_SHORT TASK_:
All entries below need to be written out exactly, but without their pictures.

______________________________

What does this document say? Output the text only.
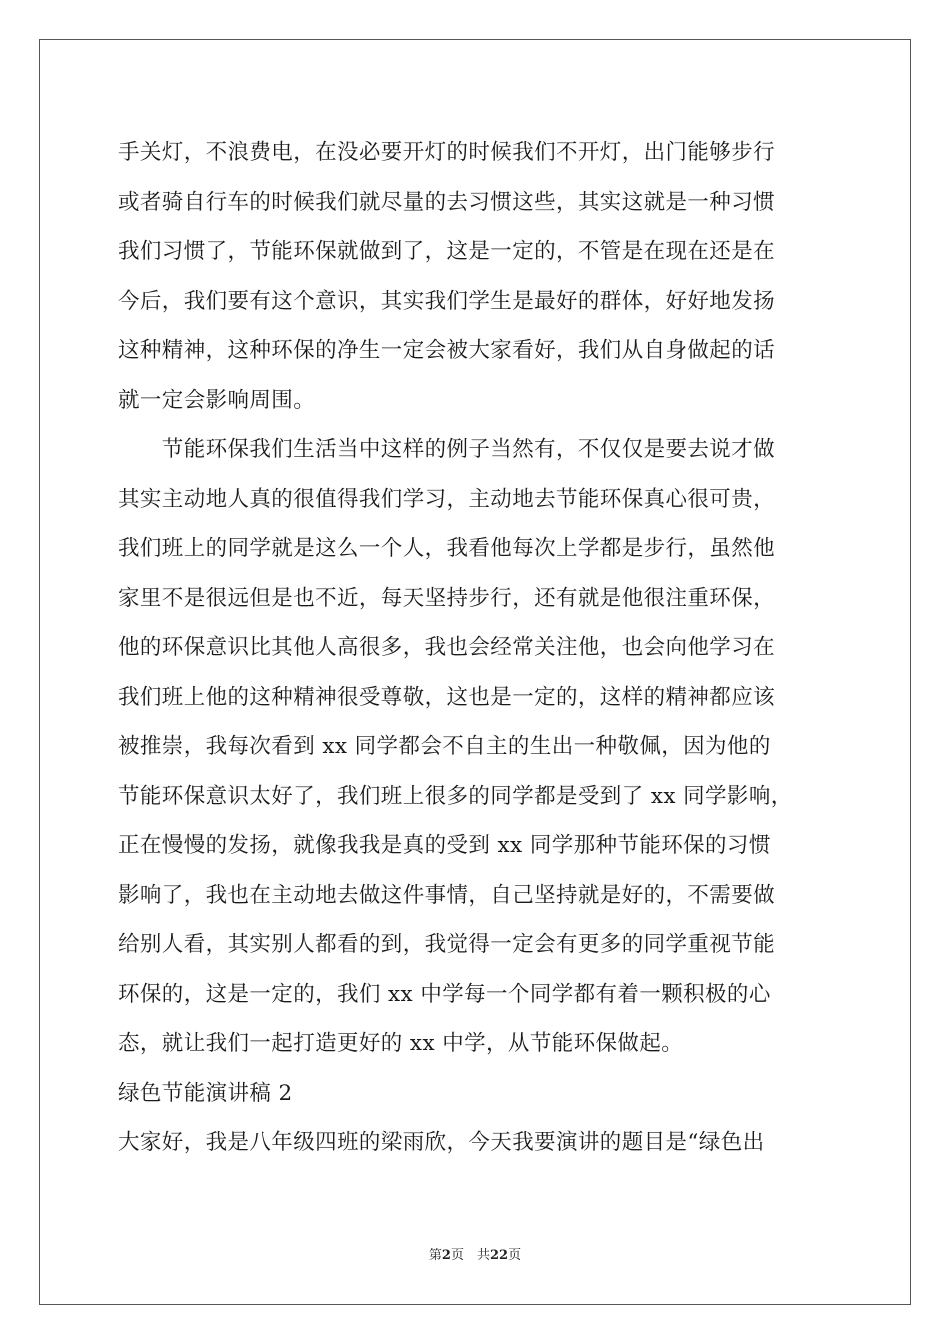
手关灯，不浪费电，在没必要开灯的时候我们不开灯，出门能够步行
或者骑自行车的时候我们就尽量的去习惯这些，其实这就是一种习惯
我们习惯了，节能环保就做到了，这是一定的，不管是在现在还是在
今后，我们要有这个意识，其实我们学生是最好的群体，好好地发扬
这种精神，这种环保的净生一定会被大家看好，我们从自身做起的话
就一定会影响周围。
　　节能环保我们生活当中这样的例子当然有，不仅仅是要去说才做
其实主动地人真的很值得我们学习，主动地去节能环保真心很可贵，
我们班上的同学就是这么一个人，我看他每次上学都是步行，虽然他
家里不是很远但是也不近，每天坚持步行，还有就是他很注重环保，
他的环保意识比其他人高很多，我也会经常关注他，也会向他学习在
我们班上他的这种精神很受尊敬，这也是一定的，这样的精神都应该
被推崇，我每次看到 xx 同学都会不自主的生出一种敬佩，因为他的
节能环保意识太好了，我们班上很多的同学都是受到了 xx 同学影响，
正在慢慢的发扬，就像我我是真的受到 xx 同学那种节能环保的习惯
影响了，我也在主动地去做这件事情，自己坚持就是好的，不需要做
给别人看，其实别人都看的到，我觉得一定会有更多的同学重视节能
环保的，这是一定的，我们 xx 中学每一个同学都有着一颗积极的心
态，就让我们一起打造更好的 xx 中学，从节能环保做起。
绿色节能演讲稿 2
大家好，我是八年级四班的梁雨欣，今天我要演讲的题目是“绿色出
第2页　共22页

______________________________

_FINAL ANSWER_:
What does this document say? Output the text only.
手关灯，不浪费电，在没必要开灯的时候我们不开灯，出门能够步行
或者骑自行车的时候我们就尽量的去习惯这些，其实这就是一种习惯
我们习惯了，节能环保就做到了，这是一定的，不管是在现在还是在
今后，我们要有这个意识，其实我们学生是最好的群体，好好地发扬
这种精神，这种环保的净生一定会被大家看好，我们从自身做起的话
就一定会影响周围。
　　节能环保我们生活当中这样的例子当然有，不仅仅是要去说才做
其实主动地人真的很值得我们学习，主动地去节能环保真心很可贵，
我们班上的同学就是这么一个人，我看他每次上学都是步行，虽然他
家里不是很远但是也不近，每天坚持步行，还有就是他很注重环保，
他的环保意识比其他人高很多，我也会经常关注他，也会向他学习在
我们班上他的这种精神很受尊敬，这也是一定的，这样的精神都应该
被推崇，我每次看到 xx 同学都会不自主的生出一种敬佩，因为他的
节能环保意识太好了，我们班上很多的同学都是受到了 xx 同学影响，
正在慢慢的发扬，就像我我是真的受到 xx 同学那种节能环保的习惯
影响了，我也在主动地去做这件事情，自己坚持就是好的，不需要做
给别人看，其实别人都看的到，我觉得一定会有更多的同学重视节能
环保的，这是一定的，我们 xx 中学每一个同学都有着一颗积极的心
态，就让我们一起打造更好的 xx 中学，从节能环保做起。
绿色节能演讲稿 2
大家好，我是八年级四班的梁雨欣，今天我要演讲的题目是“绿色出
第2页　共22页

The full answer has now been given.